— BEGIN —
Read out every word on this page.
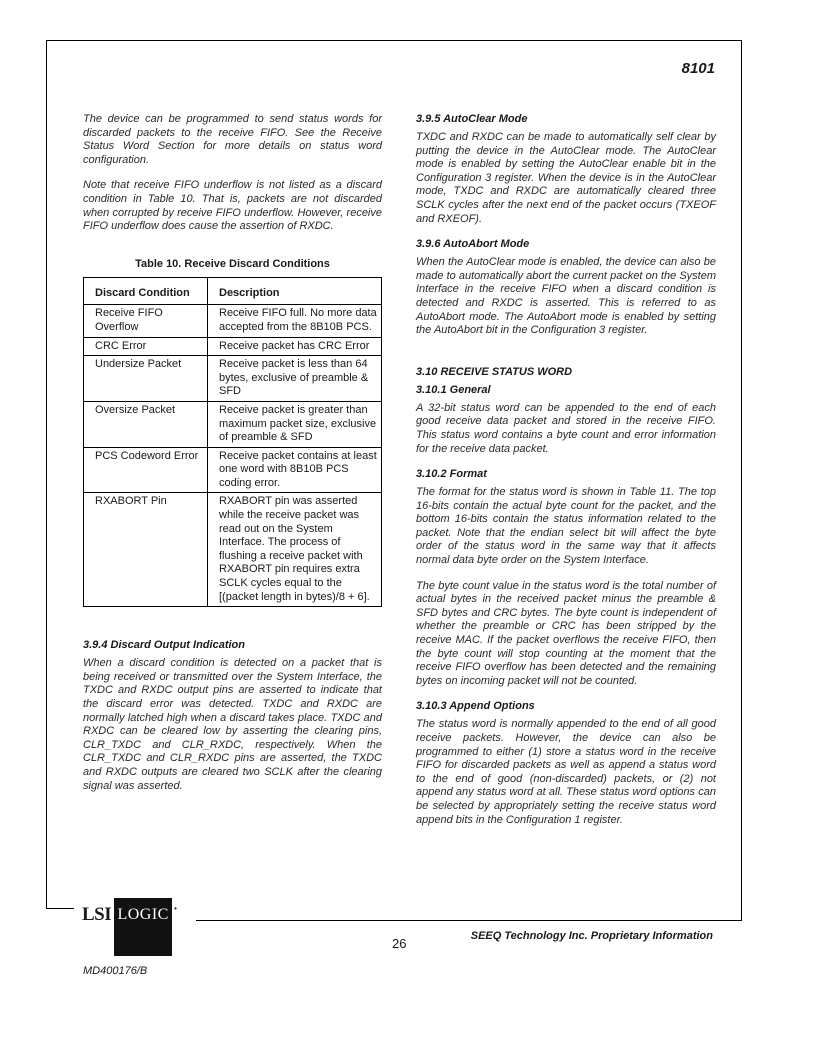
8101

The device can be programmed to send status words for discarded packets to the receive FIFO. See the Receive Status Word Section for more details on status word configuration.

Note that receive FIFO underflow is not listed as a discard condition in Table 10. That is, packets are not discarded when corrupted by receive FIFO underflow. However, receive FIFO underflow does cause the assertion of RXDC.

Table 10. Receive Discard Conditions
Discard Condition	Description
Receive FIFO Overflow	Receive FIFO full. No more data accepted from the 8B10B PCS.
CRC Error	Receive packet has CRC Error
Undersize Packet	Receive packet is less than 64 bytes, exclusive of preamble & SFD
Oversize Packet	Receive packet is greater than maximum packet size, exclusive of preamble & SFD
PCS Codeword Error	Receive packet contains at least one word with 8B10B PCS coding error.
RXABORT Pin	RXABORT pin was asserted while the receive packet was read out on the System Interface. The process of flushing a receive packet with RXABORT pin requires extra SCLK cycles equal to the [(packet length in bytes)/8 + 6].
3.9.4 Discard Output Indication

When a discard condition is detected on a packet that is being received or transmitted over the System Interface, the TXDC and RXDC output pins are asserted to indicate that the discard error was detected. TXDC and RXDC are normally latched high when a discard takes place. TXDC and RXDC can be cleared low by asserting the clearing pins, CLR_TXDC and CLR_RXDC, respectively. When the CLR_TXDC and CLR_RXDC pins are asserted, the TXDC and RXDC outputs are cleared two SCLK after the clearing signal was asserted.

3.9.5 AutoClear Mode

TXDC and RXDC can be made to automatically self clear by putting the device in the AutoClear mode. The AutoClear mode is enabled by setting the AutoClear enable bit in the Configuration 3 register. When the device is in the AutoClear mode, TXDC and RXDC are automatically cleared three SCLK cycles after the next end of the packet occurs (TXEOF and RXEOF).

3.9.6 AutoAbort Mode

When the AutoClear mode is enabled, the device can also be made to automatically abort the current packet on the System Interface in the receive FIFO when a discard condition is detected and RXDC is asserted. This is referred to as AutoAbort mode. The AutoAbort mode is enabled by setting the AutoAbort bit in the Configuration 3 register.

3.10 RECEIVE STATUS WORD
3.10.1 General

A 32-bit status word can be appended to the end of each good receive data packet and stored in the receive FIFO. This status word contains a byte count and error information for the receive data packet.

3.10.2 Format

The format for the status word is shown in Table 11. The top 16-bits contain the actual byte count for the packet, and the bottom 16-bits contain the status information related to the packet. Note that the endian select bit will affect the byte order of the status word in the same way that it affects normal data byte order on the System Interface.

The byte count value in the status word is the total number of actual bytes in the received packet minus the preamble & SFD bytes and CRC bytes. The byte count is independent of whether the preamble or CRC has been stripped by the receive MAC. If the packet overflows the receive FIFO, then the byte count will stop counting at the moment that the receive FIFO overflow has been detected and the remaining bytes on incoming packet will not be counted.

3.10.3 Append Options

The status word is normally appended to the end of all good receive packets. However, the device can also be programmed to either (1) store a status word in the receive FIFO for discarded packets as well as append a status word to the end of good (non-discarded) packets, or (2) not append any status word at all. These status word options can be selected by appropriately setting the receive status word append bits in the Configuration 1 register.

LSI LOGIC •
26	SEEQ Technology Inc. Proprietary Information
MD400176/B
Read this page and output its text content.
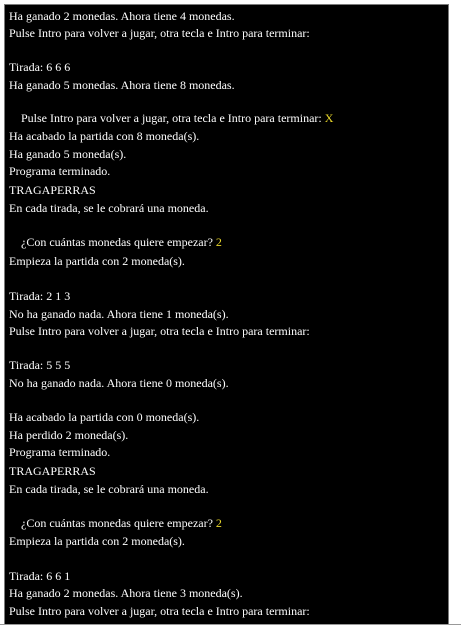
Ha ganado 2 monedas. Ahora tiene 4 monedas.
Pulse Intro para volver a jugar, otra tecla e Intro para terminar:
Tirada: 6 6 6
Ha ganado 5 monedas. Ahora tiene 8 monedas.

Pulse Intro para volver a jugar, otra tecla e Intro para terminar: X

Ha acabado la partida con 8 moneda(s).
Ha ganado 5 moneda(s).
Programa terminado.
TRAGAPERRAS
En cada tirada, se le cobrará una moneda.

¿Con cuántas monedas quiere empezar? 2

Empieza la partida con 2 moneda(s).
Tirada: 2 1 3
No ha ganado nada. Ahora tiene 1 moneda(s).
Pulse Intro para volver a jugar, otra tecla e Intro para terminar:
Tirada: 5 5 5
No ha ganado nada. Ahora tiene 0 moneda(s).
Ha acabado la partida con 0 moneda(s).
Ha perdido 2 moneda(s).
Programa terminado.
TRAGAPERRAS
En cada tirada, se le cobrará una moneda.

¿Con cuántas monedas quiere empezar? 2

Empieza la partida con 2 moneda(s).
Tirada: 6 6 1
Ha ganado 2 monedas. Ahora tiene 3 moneda(s).
Pulse Intro para volver a jugar, otra tecla e Intro para terminar:
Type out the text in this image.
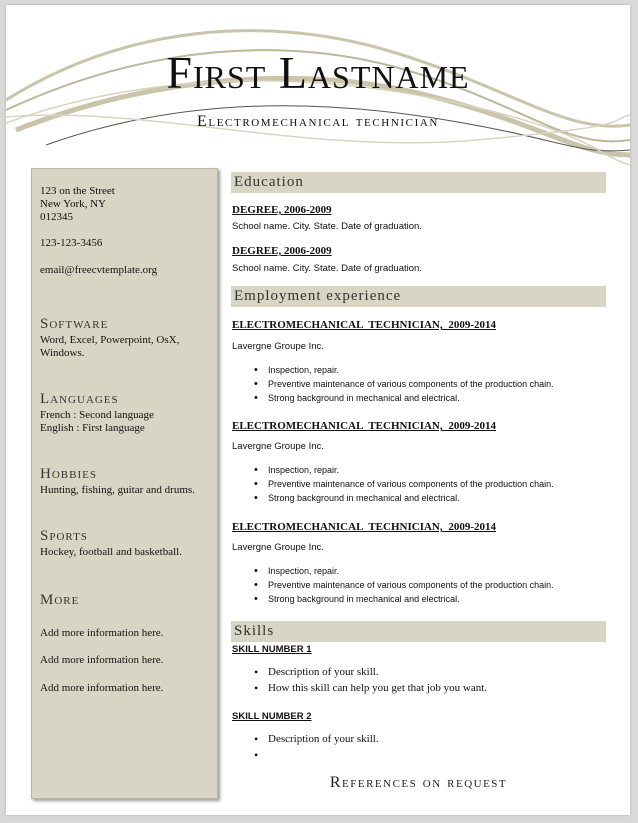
First Lastname
Electromechanical technician
123 on the Street
New York, NY
012345
123-123-3456
email@freecvtemplate.org
Software
Word, Excel, Powerpoint, OsX, Windows.
Languages
French : Second language
English : First language
Hobbies
Hunting, fishing, guitar and drums.
Sports
Hockey, football and basketball.
More
Add more information here.
Add more information here.
Add more information here.
Education
DEGREE, 2006-2009
School name. City. State. Date of graduation.
DEGREE, 2006-2009
School name. City. State. Date of graduation.
Employment experience
ELECTROMECHANICAL TECHNICIAN, 2009-2014
Lavergne Groupe Inc.
• Inspection, repair.
• Preventive maintenance of various components of the production chain.
• Strong background in mechanical and electrical.
ELECTROMECHANICAL TECHNICIAN, 2009-2014
Lavergne Groupe Inc.
• Inspection, repair.
• Preventive maintenance of various components of the production chain.
• Strong background in mechanical and electrical.
ELECTROMECHANICAL TECHNICIAN, 2009-2014
Lavergne Groupe Inc.
• Inspection, repair.
• Preventive maintenance of various components of the production chain.
• Strong background in mechanical and electrical.
Skills
SKILL NUMBER 1
• Description of your skill.
• How this skill can help you get that job you want.
SKILL NUMBER 2
• Description of your skill.
•
References on request
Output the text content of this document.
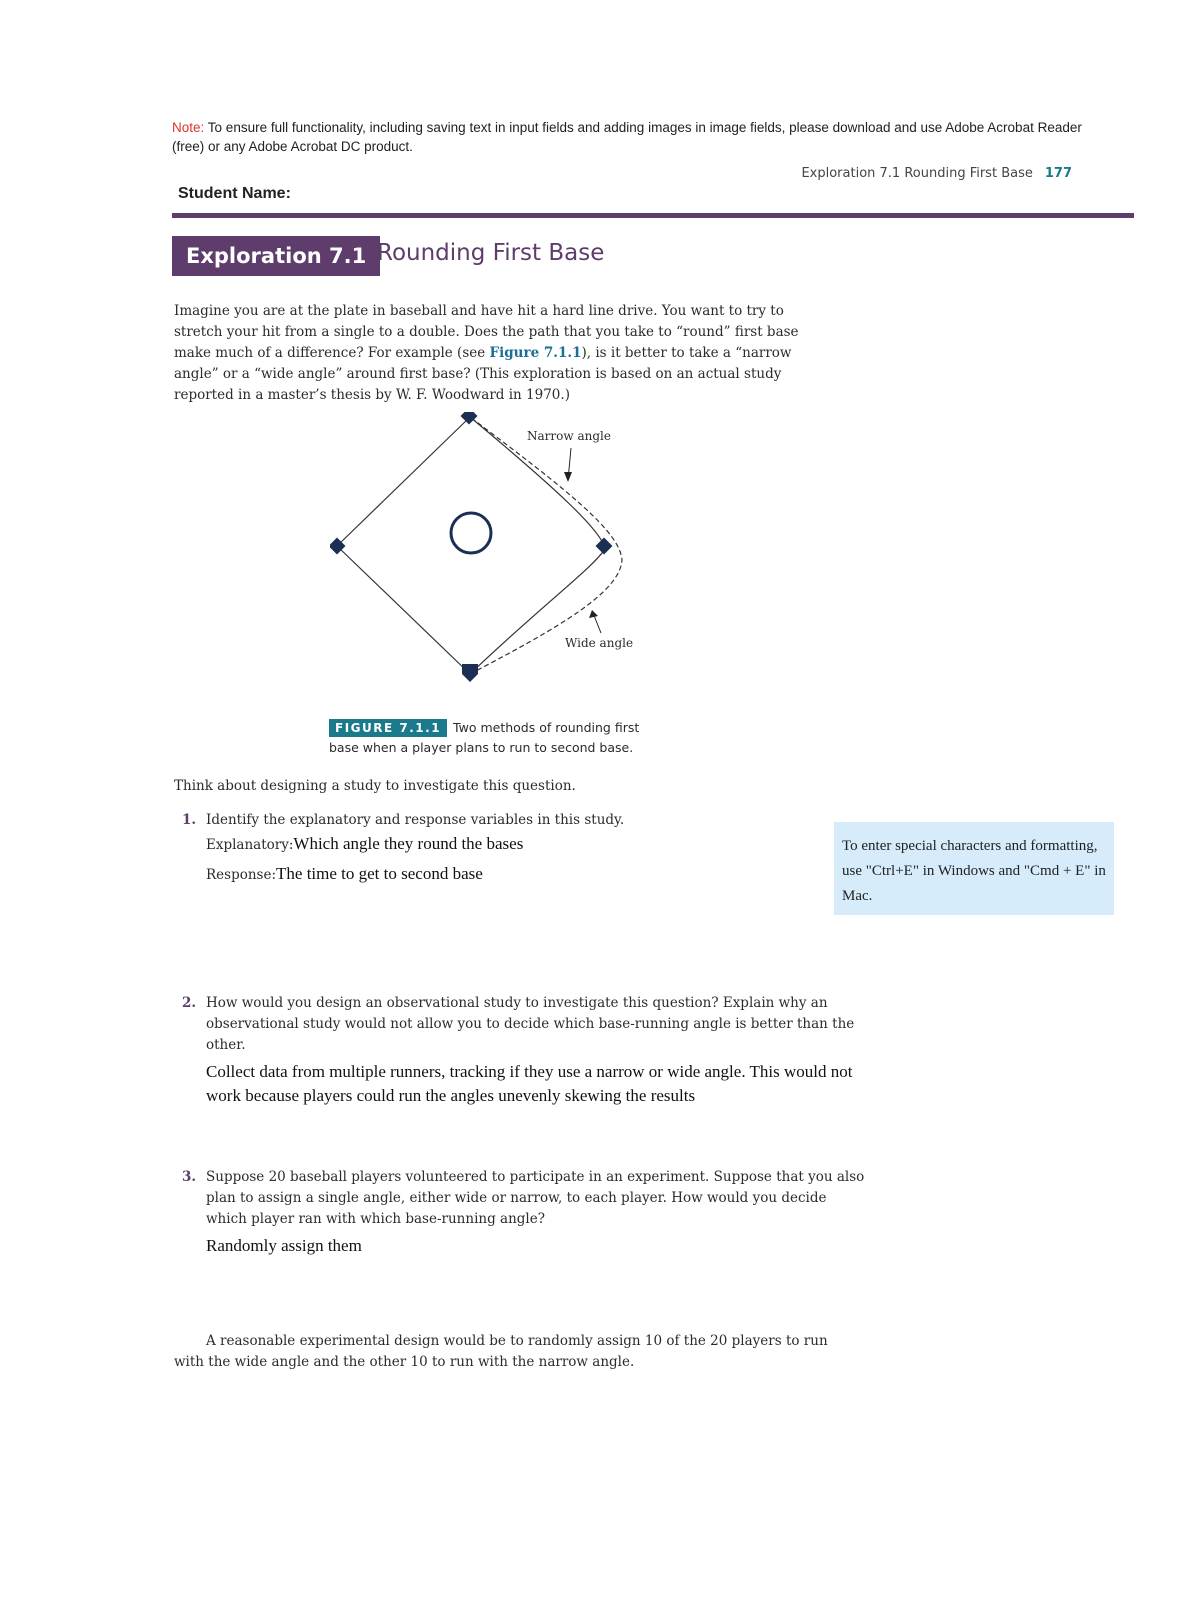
Note: To ensure full functionality, including saving text in input fields and adding images in image fields, please download and use Adobe Acrobat Reader (free) or any Adobe Acrobat DC product.
Exploration 7.1 Rounding First Base 177
Student Name:
Exploration 7.1 Rounding First Base
Imagine you are at the plate in baseball and have hit a hard line drive. You want to try to stretch your hit from a single to a double. Does the path that you take to “round” first base make much of a difference? For example (see Figure 7.1.1), is it better to take a “narrow angle” or a “wide angle” around first base? (This exploration is based on an actual study reported in a master’s thesis by W. F. Woodward in 1970.)
Narrow angle
Wide angle
FIGURE 7.1.1 Two methods of rounding first base when a player plans to run to second base.
Think about designing a study to investigate this question.
1. Identify the explanatory and response variables in this study.
Explanatory:Which angle they round the bases
Response:The time to get to second base
To enter special characters and formatting, use "Ctrl+E" in Windows and "Cmd + E" in Mac.
2. How would you design an observational study to investigate this question? Explain why an observational study would not allow you to decide which base-running angle is better than the other.
Collect data from multiple runners, tracking if they use a narrow or wide angle. This would not work because players could run the angles unevenly skewing the results
3. Suppose 20 baseball players volunteered to participate in an experiment. Suppose that you also plan to assign a single angle, either wide or narrow, to each player. How would you decide which player ran with which base-running angle?
Randomly assign them
A reasonable experimental design would be to randomly assign 10 of the 20 players to run with the wide angle and the other 10 to run with the narrow angle.
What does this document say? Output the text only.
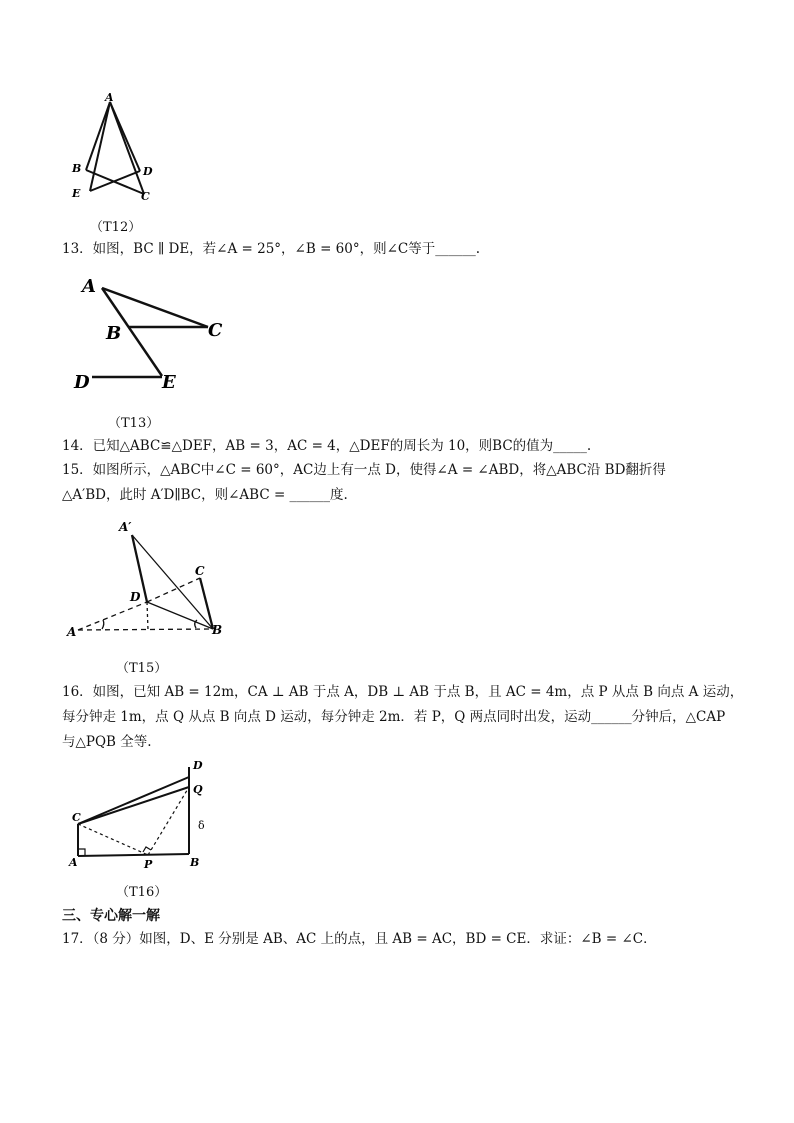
A
B	D
E	C
（T12）
13．如图，BC ∥ DE，若∠A = 25°，∠B = 60°，则∠C等于______.
A
B	C
D	E
（T13）
14．已知△ABC≌△DEF，AB = 3，AC = 4，△DEF的周长为 10，则BC的值为_____.
15．如图所示，△ABC中∠C = 60°，AC边上有一点 D，使得∠A = ∠ABD，将△ABC沿 BD翻折得
△A′BD，此时 A′D∥BC，则∠ABC = ______度.
A′
C
D
A	B
（T15）
16．如图，已知 AB = 12m，CA ⊥ AB 于点 A，DB ⊥ AB 于点 B，且 AC = 4m，点 P 从点 B 向点 A 运动，
每分钟走 1m，点 Q 从点 B 向点 D 运动，每分钟走 2m．若 P，Q 两点同时出发，运动______分钟后，△CAP
与△PQB 全等.
δ
D
Q
C
A	P	B
（T16）
三、专心解一解
17．（8 分）如图，D、E 分别是 AB、AC 上的点，且 AB = AC，BD = CE．求证：∠B = ∠C．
— END —
● **THE REQUEST**: Report all lines of the data above that include the string "want".

● **EXERCISE RESPONSE**:
• How this skill can help you get that job you want.
Imagine you are at the plate in baseball and have hit a hard line drive. You want to try to stretch your hit from a single to a double. Does the path that you take to “round” first base make much of a difference? For example (see Figure 7.1.1), is it better to take a “narrow angle” or a “wide angle” around first base? (This exploration is based on an actual study reported in a master’s thesis by W. F. Woodward in 1970.)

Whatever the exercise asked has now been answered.